▶ WORK ORDER
Down to the last character, transcribe every record.

▶ EXERCISE INPUT
============================================================

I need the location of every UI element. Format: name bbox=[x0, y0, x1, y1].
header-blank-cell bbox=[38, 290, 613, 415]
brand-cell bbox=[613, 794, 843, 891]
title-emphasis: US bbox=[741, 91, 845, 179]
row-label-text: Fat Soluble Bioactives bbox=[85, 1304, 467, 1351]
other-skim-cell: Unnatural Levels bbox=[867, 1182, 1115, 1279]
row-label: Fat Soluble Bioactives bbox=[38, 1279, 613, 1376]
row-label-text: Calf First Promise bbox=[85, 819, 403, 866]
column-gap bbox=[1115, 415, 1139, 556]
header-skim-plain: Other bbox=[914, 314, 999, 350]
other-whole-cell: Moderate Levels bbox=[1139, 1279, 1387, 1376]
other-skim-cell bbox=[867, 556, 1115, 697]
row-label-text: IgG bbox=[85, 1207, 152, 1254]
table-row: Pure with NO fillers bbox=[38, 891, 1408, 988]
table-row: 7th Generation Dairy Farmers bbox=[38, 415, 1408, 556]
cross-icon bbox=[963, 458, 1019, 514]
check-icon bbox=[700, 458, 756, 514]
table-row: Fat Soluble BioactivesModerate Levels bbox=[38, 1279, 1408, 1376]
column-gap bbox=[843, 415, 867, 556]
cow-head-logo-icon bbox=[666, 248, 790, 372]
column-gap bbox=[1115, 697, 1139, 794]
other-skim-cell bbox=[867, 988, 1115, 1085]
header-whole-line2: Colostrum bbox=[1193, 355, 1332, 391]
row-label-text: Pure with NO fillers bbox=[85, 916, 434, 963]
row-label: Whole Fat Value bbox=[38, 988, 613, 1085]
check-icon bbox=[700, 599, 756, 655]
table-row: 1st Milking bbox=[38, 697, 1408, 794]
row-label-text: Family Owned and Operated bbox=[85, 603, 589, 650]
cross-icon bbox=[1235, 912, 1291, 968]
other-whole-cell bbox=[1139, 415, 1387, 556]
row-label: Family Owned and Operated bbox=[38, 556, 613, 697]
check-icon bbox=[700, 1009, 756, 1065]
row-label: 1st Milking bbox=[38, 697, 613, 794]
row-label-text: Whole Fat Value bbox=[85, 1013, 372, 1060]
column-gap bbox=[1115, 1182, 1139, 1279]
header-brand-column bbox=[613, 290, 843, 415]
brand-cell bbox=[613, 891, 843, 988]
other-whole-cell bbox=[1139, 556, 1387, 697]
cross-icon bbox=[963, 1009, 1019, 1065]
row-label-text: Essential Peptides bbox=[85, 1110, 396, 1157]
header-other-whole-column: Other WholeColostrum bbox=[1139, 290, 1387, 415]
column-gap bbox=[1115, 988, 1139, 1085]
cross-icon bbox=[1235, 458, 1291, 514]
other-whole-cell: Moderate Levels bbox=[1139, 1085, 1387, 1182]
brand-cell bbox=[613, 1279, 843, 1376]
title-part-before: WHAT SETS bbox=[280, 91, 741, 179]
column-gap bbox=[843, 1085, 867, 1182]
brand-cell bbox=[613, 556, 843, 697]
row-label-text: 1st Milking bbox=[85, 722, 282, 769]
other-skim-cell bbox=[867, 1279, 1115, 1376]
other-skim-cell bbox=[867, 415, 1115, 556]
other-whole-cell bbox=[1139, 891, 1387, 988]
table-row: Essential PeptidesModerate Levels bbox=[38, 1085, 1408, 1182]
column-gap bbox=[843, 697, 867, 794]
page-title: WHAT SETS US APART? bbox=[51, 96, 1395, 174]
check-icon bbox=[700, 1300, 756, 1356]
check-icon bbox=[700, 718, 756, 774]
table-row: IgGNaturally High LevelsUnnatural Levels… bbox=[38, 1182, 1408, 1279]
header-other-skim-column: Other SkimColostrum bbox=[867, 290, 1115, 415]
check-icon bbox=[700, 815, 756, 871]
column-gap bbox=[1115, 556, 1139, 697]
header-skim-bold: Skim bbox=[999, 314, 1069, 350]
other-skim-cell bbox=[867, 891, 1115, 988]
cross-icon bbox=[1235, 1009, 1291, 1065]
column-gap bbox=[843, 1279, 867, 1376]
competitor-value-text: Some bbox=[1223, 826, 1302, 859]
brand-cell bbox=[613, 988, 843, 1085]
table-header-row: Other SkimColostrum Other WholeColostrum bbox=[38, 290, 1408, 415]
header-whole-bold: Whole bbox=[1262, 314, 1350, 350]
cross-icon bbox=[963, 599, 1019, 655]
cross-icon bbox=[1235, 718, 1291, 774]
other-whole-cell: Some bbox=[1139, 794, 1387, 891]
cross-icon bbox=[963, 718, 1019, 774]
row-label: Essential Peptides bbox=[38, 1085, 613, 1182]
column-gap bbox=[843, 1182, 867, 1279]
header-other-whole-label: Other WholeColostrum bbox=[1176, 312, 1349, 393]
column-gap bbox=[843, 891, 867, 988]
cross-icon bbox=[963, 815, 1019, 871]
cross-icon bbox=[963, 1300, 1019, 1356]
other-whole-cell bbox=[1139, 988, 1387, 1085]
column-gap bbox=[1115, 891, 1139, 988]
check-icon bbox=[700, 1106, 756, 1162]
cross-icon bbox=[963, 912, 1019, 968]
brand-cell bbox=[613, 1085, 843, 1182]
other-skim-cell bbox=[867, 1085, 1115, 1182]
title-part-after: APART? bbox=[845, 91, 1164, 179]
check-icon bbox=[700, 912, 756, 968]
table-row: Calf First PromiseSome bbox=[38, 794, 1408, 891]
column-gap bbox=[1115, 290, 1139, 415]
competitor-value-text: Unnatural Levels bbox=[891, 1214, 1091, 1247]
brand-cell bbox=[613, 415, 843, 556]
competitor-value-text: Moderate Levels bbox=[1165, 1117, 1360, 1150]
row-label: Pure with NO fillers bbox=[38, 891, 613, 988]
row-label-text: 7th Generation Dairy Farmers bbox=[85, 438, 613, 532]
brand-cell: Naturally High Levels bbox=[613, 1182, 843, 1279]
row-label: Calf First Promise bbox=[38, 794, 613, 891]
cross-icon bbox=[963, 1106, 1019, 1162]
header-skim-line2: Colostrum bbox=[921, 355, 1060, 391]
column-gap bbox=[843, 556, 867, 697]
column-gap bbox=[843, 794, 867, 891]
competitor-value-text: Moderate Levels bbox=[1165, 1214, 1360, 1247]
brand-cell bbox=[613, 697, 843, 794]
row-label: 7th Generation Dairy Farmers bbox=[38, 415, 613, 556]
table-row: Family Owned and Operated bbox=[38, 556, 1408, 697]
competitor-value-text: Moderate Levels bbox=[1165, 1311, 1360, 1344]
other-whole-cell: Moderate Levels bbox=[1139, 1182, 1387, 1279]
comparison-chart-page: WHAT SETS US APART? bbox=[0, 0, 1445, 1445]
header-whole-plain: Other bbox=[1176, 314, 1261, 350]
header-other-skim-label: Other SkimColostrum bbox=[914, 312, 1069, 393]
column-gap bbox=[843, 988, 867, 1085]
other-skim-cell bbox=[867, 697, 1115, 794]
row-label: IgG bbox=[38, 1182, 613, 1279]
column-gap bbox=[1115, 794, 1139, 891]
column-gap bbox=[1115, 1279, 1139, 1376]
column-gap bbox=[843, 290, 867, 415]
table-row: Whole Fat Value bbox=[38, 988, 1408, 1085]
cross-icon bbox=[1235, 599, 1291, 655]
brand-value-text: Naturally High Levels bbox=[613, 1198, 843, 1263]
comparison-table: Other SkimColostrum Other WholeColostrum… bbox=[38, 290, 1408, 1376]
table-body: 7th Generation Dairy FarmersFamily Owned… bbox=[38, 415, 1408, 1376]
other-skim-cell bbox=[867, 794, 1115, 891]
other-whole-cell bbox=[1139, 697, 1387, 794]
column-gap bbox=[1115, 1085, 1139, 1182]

============================================================

▶ EXERCISE RESULT
I need the location of every UI element. Format: name bbox=[x0, y0, x1, y1].
header-blank-cell bbox=[38, 290, 613, 415]
brand-cell bbox=[613, 794, 843, 891]
title-emphasis: US bbox=[741, 91, 845, 179]
row-label-text: Fat Soluble Bioactives bbox=[85, 1304, 467, 1351]
other-skim-cell: Unnatural Levels bbox=[867, 1182, 1115, 1279]
row-label: Fat Soluble Bioactives bbox=[38, 1279, 613, 1376]
row-label-text: Calf First Promise bbox=[85, 819, 403, 866]
column-gap bbox=[1115, 415, 1139, 556]
header-skim-plain: Other bbox=[914, 314, 999, 350]
other-whole-cell: Moderate Levels bbox=[1139, 1279, 1387, 1376]
other-skim-cell bbox=[867, 556, 1115, 697]
row-label-text: IgG bbox=[85, 1207, 152, 1254]
table-row: Pure with NO fillers bbox=[38, 891, 1408, 988]
table-row: 7th Generation Dairy Farmers bbox=[38, 415, 1408, 556]
cross-icon bbox=[963, 458, 1019, 514]
check-icon bbox=[700, 458, 756, 514]
table-row: Fat Soluble BioactivesModerate Levels bbox=[38, 1279, 1408, 1376]
column-gap bbox=[843, 415, 867, 556]
cow-head-logo-icon bbox=[666, 248, 790, 372]
column-gap bbox=[1115, 697, 1139, 794]
other-skim-cell bbox=[867, 988, 1115, 1085]
header-whole-line2: Colostrum bbox=[1193, 355, 1332, 391]
row-label-text: Pure with NO fillers bbox=[85, 916, 434, 963]
row-label: Whole Fat Value bbox=[38, 988, 613, 1085]
check-icon bbox=[700, 599, 756, 655]
table-row: 1st Milking bbox=[38, 697, 1408, 794]
row-label-text: Family Owned and Operated bbox=[85, 603, 589, 650]
cross-icon bbox=[1235, 912, 1291, 968]
other-whole-cell bbox=[1139, 415, 1387, 556]
row-label: Family Owned and Operated bbox=[38, 556, 613, 697]
check-icon bbox=[700, 1009, 756, 1065]
row-label: 1st Milking bbox=[38, 697, 613, 794]
row-label-text: Whole Fat Value bbox=[85, 1013, 372, 1060]
column-gap bbox=[1115, 1182, 1139, 1279]
header-brand-column bbox=[613, 290, 843, 415]
brand-cell bbox=[613, 891, 843, 988]
other-whole-cell bbox=[1139, 556, 1387, 697]
cross-icon bbox=[963, 1009, 1019, 1065]
row-label-text: Essential Peptides bbox=[85, 1110, 396, 1157]
header-other-whole-column: Other WholeColostrum bbox=[1139, 290, 1387, 415]
column-gap bbox=[1115, 988, 1139, 1085]
cross-icon bbox=[1235, 458, 1291, 514]
other-whole-cell: Moderate Levels bbox=[1139, 1085, 1387, 1182]
brand-cell bbox=[613, 1279, 843, 1376]
title-part-before: WHAT SETS bbox=[280, 91, 741, 179]
column-gap bbox=[843, 1085, 867, 1182]
brand-cell bbox=[613, 556, 843, 697]
row-label-text: 1st Milking bbox=[85, 722, 282, 769]
other-skim-cell bbox=[867, 1279, 1115, 1376]
other-skim-cell bbox=[867, 415, 1115, 556]
other-whole-cell bbox=[1139, 891, 1387, 988]
table-row: Essential PeptidesModerate Levels bbox=[38, 1085, 1408, 1182]
column-gap bbox=[843, 697, 867, 794]
page-title: WHAT SETS US APART? bbox=[51, 96, 1395, 174]
check-icon bbox=[700, 1300, 756, 1356]
check-icon bbox=[700, 718, 756, 774]
table-row: IgGNaturally High LevelsUnnatural Levels… bbox=[38, 1182, 1408, 1279]
header-other-skim-column: Other SkimColostrum bbox=[867, 290, 1115, 415]
check-icon bbox=[700, 815, 756, 871]
column-gap bbox=[1115, 556, 1139, 697]
header-skim-bold: Skim bbox=[999, 314, 1069, 350]
other-skim-cell bbox=[867, 891, 1115, 988]
cross-icon bbox=[1235, 1009, 1291, 1065]
column-gap bbox=[843, 1279, 867, 1376]
competitor-value-text: Some bbox=[1223, 826, 1302, 859]
brand-cell bbox=[613, 988, 843, 1085]
table-header-row: Other SkimColostrum Other WholeColostrum bbox=[38, 290, 1408, 415]
header-whole-bold: Whole bbox=[1262, 314, 1350, 350]
cross-icon bbox=[963, 599, 1019, 655]
cross-icon bbox=[1235, 718, 1291, 774]
other-whole-cell: Some bbox=[1139, 794, 1387, 891]
cross-icon bbox=[963, 718, 1019, 774]
row-label: Essential Peptides bbox=[38, 1085, 613, 1182]
column-gap bbox=[843, 1182, 867, 1279]
header-other-whole-label: Other WholeColostrum bbox=[1176, 312, 1349, 393]
column-gap bbox=[843, 891, 867, 988]
cross-icon bbox=[963, 815, 1019, 871]
cross-icon bbox=[963, 1300, 1019, 1356]
other-whole-cell bbox=[1139, 988, 1387, 1085]
column-gap bbox=[1115, 891, 1139, 988]
check-icon bbox=[700, 1106, 756, 1162]
cross-icon bbox=[963, 912, 1019, 968]
brand-cell bbox=[613, 1085, 843, 1182]
other-skim-cell bbox=[867, 1085, 1115, 1182]
title-part-after: APART? bbox=[845, 91, 1164, 179]
check-icon bbox=[700, 912, 756, 968]
table-row: Calf First PromiseSome bbox=[38, 794, 1408, 891]
column-gap bbox=[1115, 290, 1139, 415]
competitor-value-text: Unnatural Levels bbox=[891, 1214, 1091, 1247]
brand-cell bbox=[613, 415, 843, 556]
competitor-value-text: Moderate Levels bbox=[1165, 1117, 1360, 1150]
row-label: Pure with NO fillers bbox=[38, 891, 613, 988]
row-label-text: 7th Generation Dairy Farmers bbox=[85, 438, 613, 532]
brand-cell: Naturally High Levels bbox=[613, 1182, 843, 1279]
row-label: Calf First Promise bbox=[38, 794, 613, 891]
cross-icon bbox=[963, 1106, 1019, 1162]
header-skim-line2: Colostrum bbox=[921, 355, 1060, 391]
column-gap bbox=[843, 556, 867, 697]
column-gap bbox=[843, 794, 867, 891]
competitor-value-text: Moderate Levels bbox=[1165, 1214, 1360, 1247]
brand-cell bbox=[613, 697, 843, 794]
row-label: 7th Generation Dairy Farmers bbox=[38, 415, 613, 556]
table-row: Family Owned and Operated bbox=[38, 556, 1408, 697]
competitor-value-text: Moderate Levels bbox=[1165, 1311, 1360, 1344]
other-whole-cell: Moderate Levels bbox=[1139, 1182, 1387, 1279]
comparison-chart-page: WHAT SETS US APART? bbox=[0, 0, 1445, 1445]
header-whole-plain: Other bbox=[1176, 314, 1261, 350]
header-other-skim-label: Other SkimColostrum bbox=[914, 312, 1069, 393]
column-gap bbox=[843, 988, 867, 1085]
other-skim-cell bbox=[867, 697, 1115, 794]
row-label: IgG bbox=[38, 1182, 613, 1279]
column-gap bbox=[1115, 794, 1139, 891]
column-gap bbox=[1115, 1279, 1139, 1376]
column-gap bbox=[843, 290, 867, 415]
table-row: Whole Fat Value bbox=[38, 988, 1408, 1085]
cross-icon bbox=[1235, 599, 1291, 655]
brand-value-text: Naturally High Levels bbox=[613, 1198, 843, 1263]
comparison-table: Other SkimColostrum Other WholeColostrum… bbox=[38, 290, 1408, 1376]
table-body: 7th Generation Dairy FarmersFamily Owned… bbox=[38, 415, 1408, 1376]
other-skim-cell bbox=[867, 794, 1115, 891]
other-whole-cell bbox=[1139, 697, 1387, 794]
column-gap bbox=[1115, 1085, 1139, 1182]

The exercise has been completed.